▸ Provided entries:
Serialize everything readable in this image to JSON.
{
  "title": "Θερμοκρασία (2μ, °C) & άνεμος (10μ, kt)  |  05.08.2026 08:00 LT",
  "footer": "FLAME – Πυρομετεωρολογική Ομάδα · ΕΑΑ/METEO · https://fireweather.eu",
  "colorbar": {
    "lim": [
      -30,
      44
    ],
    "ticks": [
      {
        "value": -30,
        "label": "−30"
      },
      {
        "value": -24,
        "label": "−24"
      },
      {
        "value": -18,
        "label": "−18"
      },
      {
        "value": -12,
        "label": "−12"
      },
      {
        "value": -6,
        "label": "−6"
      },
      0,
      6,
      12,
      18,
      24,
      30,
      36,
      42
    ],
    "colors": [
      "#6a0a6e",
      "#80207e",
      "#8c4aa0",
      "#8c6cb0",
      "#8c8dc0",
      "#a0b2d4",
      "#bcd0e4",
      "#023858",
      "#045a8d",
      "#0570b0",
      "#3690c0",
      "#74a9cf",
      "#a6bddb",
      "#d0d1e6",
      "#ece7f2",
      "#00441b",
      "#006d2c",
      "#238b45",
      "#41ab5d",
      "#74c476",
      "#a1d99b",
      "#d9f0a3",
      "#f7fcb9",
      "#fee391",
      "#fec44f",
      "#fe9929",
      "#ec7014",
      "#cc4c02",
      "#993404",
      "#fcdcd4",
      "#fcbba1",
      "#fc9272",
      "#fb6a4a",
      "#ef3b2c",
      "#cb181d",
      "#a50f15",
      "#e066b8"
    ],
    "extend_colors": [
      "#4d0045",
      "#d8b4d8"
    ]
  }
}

▸ Your goal:
Using the data above, reproduce every line exactly.

▸ Reply:
Serialize everything readable in this image to JSON.
{
  "title": "Θερμοκρασία (2μ, °C) & άνεμος (10μ, kt)  |  05.08.2026 08:00 LT",
  "footer": "FLAME – Πυρομετεωρολογική Ομάδα · ΕΑΑ/METEO · https://fireweather.eu",
  "colorbar": {
    "lim": [
      -30,
      44
    ],
    "ticks": [
      {
        "value": -30,
        "label": "−30"
      },
      {
        "value": -24,
        "label": "−24"
      },
      {
        "value": -18,
        "label": "−18"
      },
      {
        "value": -12,
        "label": "−12"
      },
      {
        "value": -6,
        "label": "−6"
      },
      0,
      6,
      12,
      18,
      24,
      30,
      36,
      42
    ],
    "colors": [
      "#6a0a6e",
      "#80207e",
      "#8c4aa0",
      "#8c6cb0",
      "#8c8dc0",
      "#a0b2d4",
      "#bcd0e4",
      "#023858",
      "#045a8d",
      "#0570b0",
      "#3690c0",
      "#74a9cf",
      "#a6bddb",
      "#d0d1e6",
      "#ece7f2",
      "#00441b",
      "#006d2c",
      "#238b45",
      "#41ab5d",
      "#74c476",
      "#a1d99b",
      "#d9f0a3",
      "#f7fcb9",
      "#fee391",
      "#fec44f",
      "#fe9929",
      "#ec7014",
      "#cc4c02",
      "#993404",
      "#fcdcd4",
      "#fcbba1",
      "#fc9272",
      "#fb6a4a",
      "#ef3b2c",
      "#cb181d",
      "#a50f15",
      "#e066b8"
    ],
    "extend_colors": [
      "#4d0045",
      "#d8b4d8"
    ]
  }
}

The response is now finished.